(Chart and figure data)
┌──

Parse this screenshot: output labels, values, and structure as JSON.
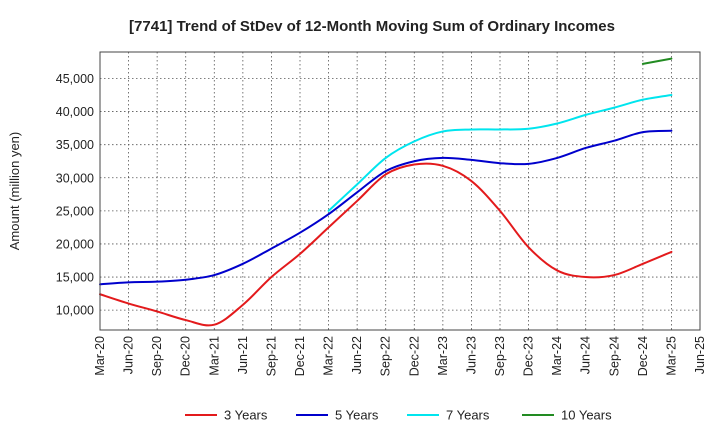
{
  "chart_data": {
    "type": "line",
    "title": "[7741]  Trend of StDev of 12-Month Moving Sum of Ordinary Incomes",
    "xlabel": "",
    "ylabel": "Amount (million yen)",
    "x_ticks": [
      "Mar-20",
      "Jun-20",
      "Sep-20",
      "Dec-20",
      "Mar-21",
      "Jun-21",
      "Sep-21",
      "Dec-21",
      "Mar-22",
      "Jun-22",
      "Sep-22",
      "Dec-22",
      "Mar-23",
      "Jun-23",
      "Sep-23",
      "Dec-23",
      "Mar-24",
      "Jun-24",
      "Sep-24",
      "Dec-24",
      "Mar-25",
      "Jun-25"
    ],
    "y_ticks": [
      10000,
      15000,
      20000,
      25000,
      30000,
      35000,
      40000,
      45000
    ],
    "y_tick_labels": [
      "10,000",
      "15,000",
      "20,000",
      "25,000",
      "30,000",
      "35,000",
      "40,000",
      "45,000"
    ],
    "ylim": [
      7000,
      49000
    ],
    "grid": true,
    "legend_position": "bottom",
    "series": [
      {
        "name": "3 Years",
        "color": "#e31a1c",
        "values": [
          12400,
          11000,
          9800,
          8500,
          7800,
          10800,
          15000,
          18500,
          22500,
          26500,
          30500,
          32000,
          31800,
          29500,
          25000,
          19500,
          16000,
          15000,
          15300,
          17000,
          18800
        ]
      },
      {
        "name": "5 Years",
        "color": "#0000cc",
        "values": [
          13900,
          14200,
          14300,
          14600,
          15300,
          17000,
          19300,
          21700,
          24500,
          27800,
          31000,
          32500,
          33000,
          32700,
          32200,
          32100,
          33000,
          34500,
          35600,
          36900,
          37100
        ]
      },
      {
        "name": "7 Years",
        "color": "#00e5ee",
        "values": [
          null,
          null,
          null,
          null,
          null,
          null,
          null,
          null,
          25000,
          29000,
          33000,
          35500,
          37000,
          37300,
          37300,
          37400,
          38200,
          39500,
          40600,
          41800,
          42500
        ]
      },
      {
        "name": "10 Years",
        "color": "#228b22",
        "values": [
          null,
          null,
          null,
          null,
          null,
          null,
          null,
          null,
          null,
          null,
          null,
          null,
          null,
          null,
          null,
          null,
          null,
          null,
          null,
          47200,
          48000
        ]
      }
    ]
  }
}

└──

Extract each line holding the word "color" from the records.

● **Response**:
        "color": "#e31a1c",
        "color": "#0000cc",
        "color": "#00e5ee",
        "color": "#228b22",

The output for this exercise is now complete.